Exercise requirements: Find each line with the word "shortened" in it, then give the total alone.

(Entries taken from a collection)
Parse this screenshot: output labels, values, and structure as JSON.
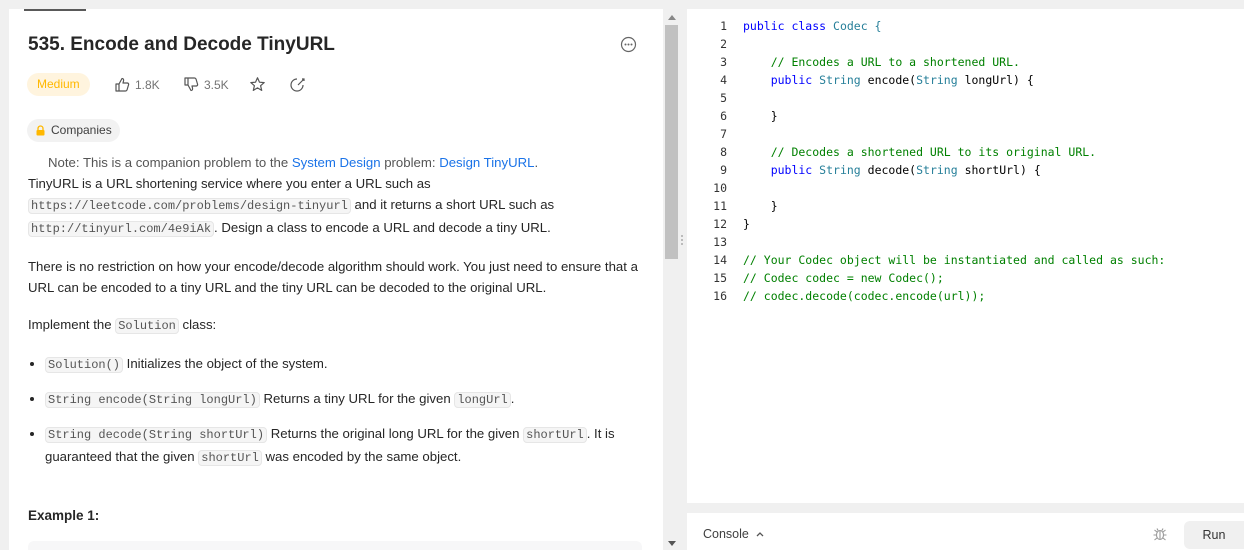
{
  "problem": {
    "title": "535. Encode and Decode TinyURL",
    "difficulty": "Medium",
    "likes": "1.8K",
    "dislikes": "3.5K",
    "companies_label": "Companies"
  },
  "description": {
    "note_prefix": "Note: This is a companion problem to the ",
    "note_link1": "System Design",
    "note_mid": " problem: ",
    "note_link2": "Design TinyURL",
    "note_end": ".",
    "p1_a": "TinyURL is a URL shortening service where you enter a URL such as",
    "p1_code1": "https://leetcode.com/problems/design-tinyurl",
    "p1_b": " and it returns a short URL such as",
    "p1_code2": "http://tinyurl.com/4e9iAk",
    "p1_c": ". Design a class to encode a URL and decode a tiny URL.",
    "p2": "There is no restriction on how your encode/decode algorithm should work. You just need to ensure that a URL can be encoded to a tiny URL and the tiny URL can be decoded to the original URL.",
    "p3_a": "Implement the ",
    "p3_code": "Solution",
    "p3_b": " class:",
    "bullets": [
      {
        "code": "Solution()",
        "text": " Initializes the object of the system."
      },
      {
        "code": "String encode(String longUrl)",
        "text": " Returns a tiny URL for the given ",
        "code2": "longUrl",
        "text2": "."
      },
      {
        "code": "String decode(String shortUrl)",
        "text": " Returns the original long URL for the given ",
        "code2": "shortUrl",
        "text2": ". It is guaranteed that the given ",
        "code3": "shortUrl",
        "text3": " was encoded by the same object."
      }
    ],
    "example_heading": "Example 1:"
  },
  "editor": {
    "line_numbers": [
      "1",
      "2",
      "3",
      "4",
      "5",
      "6",
      "7",
      "8",
      "9",
      "10",
      "11",
      "12",
      "13",
      "14",
      "15",
      "16"
    ],
    "l1_kw": "public class",
    "l1_name": " Codec {",
    "l3": "    // Encodes a URL to a shortened URL.",
    "l4_kw": "    public",
    "l4_tp": " String",
    "l4_a": " encode(",
    "l4_tp2": "String",
    "l4_b": " longUrl) {",
    "l6": "    }",
    "l8": "    // Decodes a shortened URL to its original URL.",
    "l9_kw": "    public",
    "l9_tp": " String",
    "l9_a": " decode(",
    "l9_tp2": "String",
    "l9_b": " shortUrl) {",
    "l11": "    }",
    "l12": "}",
    "l14": "// Your Codec object will be instantiated and called as such:",
    "l15": "// Codec codec = new Codec();",
    "l16": "// codec.decode(codec.encode(url));"
  },
  "console": {
    "label": "Console",
    "run_label": "Run"
  },
  "colors": {
    "medium": "#ffb800",
    "link": "#1a73e8",
    "comment": "#008000",
    "keyword": "#0000ff"
  }
}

Exercise solution: 2